Data entries
## Begin

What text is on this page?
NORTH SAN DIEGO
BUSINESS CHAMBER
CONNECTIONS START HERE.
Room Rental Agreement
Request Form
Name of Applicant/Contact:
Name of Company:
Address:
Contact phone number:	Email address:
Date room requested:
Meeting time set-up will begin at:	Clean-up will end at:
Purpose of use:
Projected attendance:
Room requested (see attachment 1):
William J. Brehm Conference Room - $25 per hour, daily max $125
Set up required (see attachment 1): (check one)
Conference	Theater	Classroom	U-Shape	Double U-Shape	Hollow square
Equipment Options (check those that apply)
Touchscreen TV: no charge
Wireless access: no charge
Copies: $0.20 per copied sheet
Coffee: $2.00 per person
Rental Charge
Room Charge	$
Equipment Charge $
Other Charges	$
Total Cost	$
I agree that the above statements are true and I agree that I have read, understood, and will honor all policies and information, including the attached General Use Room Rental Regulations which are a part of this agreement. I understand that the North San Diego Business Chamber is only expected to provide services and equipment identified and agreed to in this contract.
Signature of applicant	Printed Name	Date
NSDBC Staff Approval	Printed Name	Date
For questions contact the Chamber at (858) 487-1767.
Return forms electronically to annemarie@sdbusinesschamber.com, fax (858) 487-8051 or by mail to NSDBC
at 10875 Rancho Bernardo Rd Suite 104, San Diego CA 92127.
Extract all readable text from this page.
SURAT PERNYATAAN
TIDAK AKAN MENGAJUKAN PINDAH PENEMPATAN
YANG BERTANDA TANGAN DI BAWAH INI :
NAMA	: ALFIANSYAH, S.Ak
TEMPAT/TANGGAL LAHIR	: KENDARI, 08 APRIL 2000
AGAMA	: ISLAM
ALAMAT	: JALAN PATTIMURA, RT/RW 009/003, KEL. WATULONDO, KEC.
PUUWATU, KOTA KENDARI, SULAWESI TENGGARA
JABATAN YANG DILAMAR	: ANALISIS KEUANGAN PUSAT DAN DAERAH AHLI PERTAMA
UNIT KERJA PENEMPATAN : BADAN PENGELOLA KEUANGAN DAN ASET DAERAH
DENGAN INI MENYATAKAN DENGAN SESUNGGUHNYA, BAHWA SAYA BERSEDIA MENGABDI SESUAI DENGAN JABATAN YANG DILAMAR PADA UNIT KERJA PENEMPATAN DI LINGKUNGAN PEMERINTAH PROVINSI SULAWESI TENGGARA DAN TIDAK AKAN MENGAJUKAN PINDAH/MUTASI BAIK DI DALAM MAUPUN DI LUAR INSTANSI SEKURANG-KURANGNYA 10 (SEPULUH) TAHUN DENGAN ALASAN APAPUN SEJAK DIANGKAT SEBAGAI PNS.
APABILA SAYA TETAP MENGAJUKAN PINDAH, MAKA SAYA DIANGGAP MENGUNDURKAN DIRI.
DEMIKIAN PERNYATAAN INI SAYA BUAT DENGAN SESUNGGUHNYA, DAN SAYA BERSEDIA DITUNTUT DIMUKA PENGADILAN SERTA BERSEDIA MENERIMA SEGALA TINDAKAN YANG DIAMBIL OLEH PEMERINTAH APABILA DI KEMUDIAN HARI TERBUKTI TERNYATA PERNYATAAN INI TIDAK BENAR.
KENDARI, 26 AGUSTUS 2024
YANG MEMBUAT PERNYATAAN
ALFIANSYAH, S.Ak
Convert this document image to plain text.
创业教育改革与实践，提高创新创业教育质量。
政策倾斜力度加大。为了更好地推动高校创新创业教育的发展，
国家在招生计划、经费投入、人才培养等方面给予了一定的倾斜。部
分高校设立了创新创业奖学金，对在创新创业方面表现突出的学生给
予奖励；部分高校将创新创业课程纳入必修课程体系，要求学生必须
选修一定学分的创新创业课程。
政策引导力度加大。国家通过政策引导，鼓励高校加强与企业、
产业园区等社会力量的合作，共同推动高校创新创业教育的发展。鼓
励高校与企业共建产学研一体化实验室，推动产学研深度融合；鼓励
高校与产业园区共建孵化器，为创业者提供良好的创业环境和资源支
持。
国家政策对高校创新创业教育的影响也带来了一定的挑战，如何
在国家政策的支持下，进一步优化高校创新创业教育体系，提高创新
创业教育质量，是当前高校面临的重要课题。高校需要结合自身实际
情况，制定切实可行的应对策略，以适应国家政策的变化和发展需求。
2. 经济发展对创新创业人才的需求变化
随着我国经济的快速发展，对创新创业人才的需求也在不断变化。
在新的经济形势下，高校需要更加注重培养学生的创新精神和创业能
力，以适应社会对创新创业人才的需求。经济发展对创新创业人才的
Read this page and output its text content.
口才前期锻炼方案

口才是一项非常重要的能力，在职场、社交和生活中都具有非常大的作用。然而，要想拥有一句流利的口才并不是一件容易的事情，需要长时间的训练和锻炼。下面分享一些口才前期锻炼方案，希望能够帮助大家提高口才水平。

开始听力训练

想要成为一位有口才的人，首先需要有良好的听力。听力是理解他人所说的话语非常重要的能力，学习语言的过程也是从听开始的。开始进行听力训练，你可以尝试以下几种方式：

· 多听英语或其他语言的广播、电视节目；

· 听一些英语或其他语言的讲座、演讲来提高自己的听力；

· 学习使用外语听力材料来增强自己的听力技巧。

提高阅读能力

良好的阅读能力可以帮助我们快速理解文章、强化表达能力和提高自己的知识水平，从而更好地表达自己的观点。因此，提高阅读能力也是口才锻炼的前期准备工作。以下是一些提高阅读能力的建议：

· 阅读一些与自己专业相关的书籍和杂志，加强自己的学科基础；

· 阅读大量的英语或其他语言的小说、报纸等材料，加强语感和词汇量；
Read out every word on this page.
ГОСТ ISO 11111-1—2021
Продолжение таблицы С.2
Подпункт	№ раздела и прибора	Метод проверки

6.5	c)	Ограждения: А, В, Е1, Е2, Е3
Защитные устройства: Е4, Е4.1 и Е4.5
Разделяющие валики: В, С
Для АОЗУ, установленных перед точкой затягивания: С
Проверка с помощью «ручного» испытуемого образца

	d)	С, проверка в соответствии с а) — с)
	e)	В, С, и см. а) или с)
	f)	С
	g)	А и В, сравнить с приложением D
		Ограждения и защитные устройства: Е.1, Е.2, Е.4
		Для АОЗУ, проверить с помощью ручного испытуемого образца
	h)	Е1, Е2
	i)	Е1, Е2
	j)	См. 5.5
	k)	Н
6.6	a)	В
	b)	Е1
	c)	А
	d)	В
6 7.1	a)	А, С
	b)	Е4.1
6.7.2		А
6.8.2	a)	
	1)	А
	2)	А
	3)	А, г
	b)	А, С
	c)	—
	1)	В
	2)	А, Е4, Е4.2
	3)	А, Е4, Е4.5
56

## End

## WHAT THE TASK REQUIRES
Quote, without alteration, the final stretch of the entries: the line with "Read this page and output its text content." onward to the last line.

## SOLUTION TO THE EXERCISE
Read this page and output its text content.
口才前期锻炼方案

口才是一项非常重要的能力，在职场、社交和生活中都具有非常大的作用。然而，要想拥有一句流利的口才并不是一件容易的事情，需要长时间的训练和锻炼。下面分享一些口才前期锻炼方案，希望能够帮助大家提高口才水平。

开始听力训练

想要成为一位有口才的人，首先需要有良好的听力。听力是理解他人所说的话语非常重要的能力，学习语言的过程也是从听开始的。开始进行听力训练，你可以尝试以下几种方式：

· 多听英语或其他语言的广播、电视节目；

· 听一些英语或其他语言的讲座、演讲来提高自己的听力；

· 学习使用外语听力材料来增强自己的听力技巧。

提高阅读能力

良好的阅读能力可以帮助我们快速理解文章、强化表达能力和提高自己的知识水平，从而更好地表达自己的观点。因此，提高阅读能力也是口才锻炼的前期准备工作。以下是一些提高阅读能力的建议：

· 阅读一些与自己专业相关的书籍和杂志，加强自己的学科基础；

· 阅读大量的英语或其他语言的小说、报纸等材料，加强语感和词汇量；
Read out every word on this page.
ГОСТ ISO 11111-1—2021
Продолжение таблицы С.2
Подпункт	№ раздела и прибора	Метод проверки

6.5	c)	Ограждения: А, В, Е1, Е2, Е3
Защитные устройства: Е4, Е4.1 и Е4.5
Разделяющие валики: В, С
Для АОЗУ, установленных перед точкой затягивания: С
Проверка с помощью «ручного» испытуемого образца

	d)	С, проверка в соответствии с а) — с)
	e)	В, С, и см. а) или с)
	f)	С
	g)	А и В, сравнить с приложением D
		Ограждения и защитные устройства: Е.1, Е.2, Е.4
		Для АОЗУ, проверить с помощью ручного испытуемого образца
	h)	Е1, Е2
	i)	Е1, Е2
	j)	См. 5.5
	k)	Н
6.6	a)	В
	b)	Е1
	c)	А
	d)	В
6 7.1	a)	А, С
	b)	Е4.1
6.7.2		А
6.8.2	a)	
	1)	А
	2)	А
	3)	А, г
	b)	А, С
	c)	—
	1)	В
	2)	А, Е4, Е4.2
	3)	А, Е4, Е4.5
56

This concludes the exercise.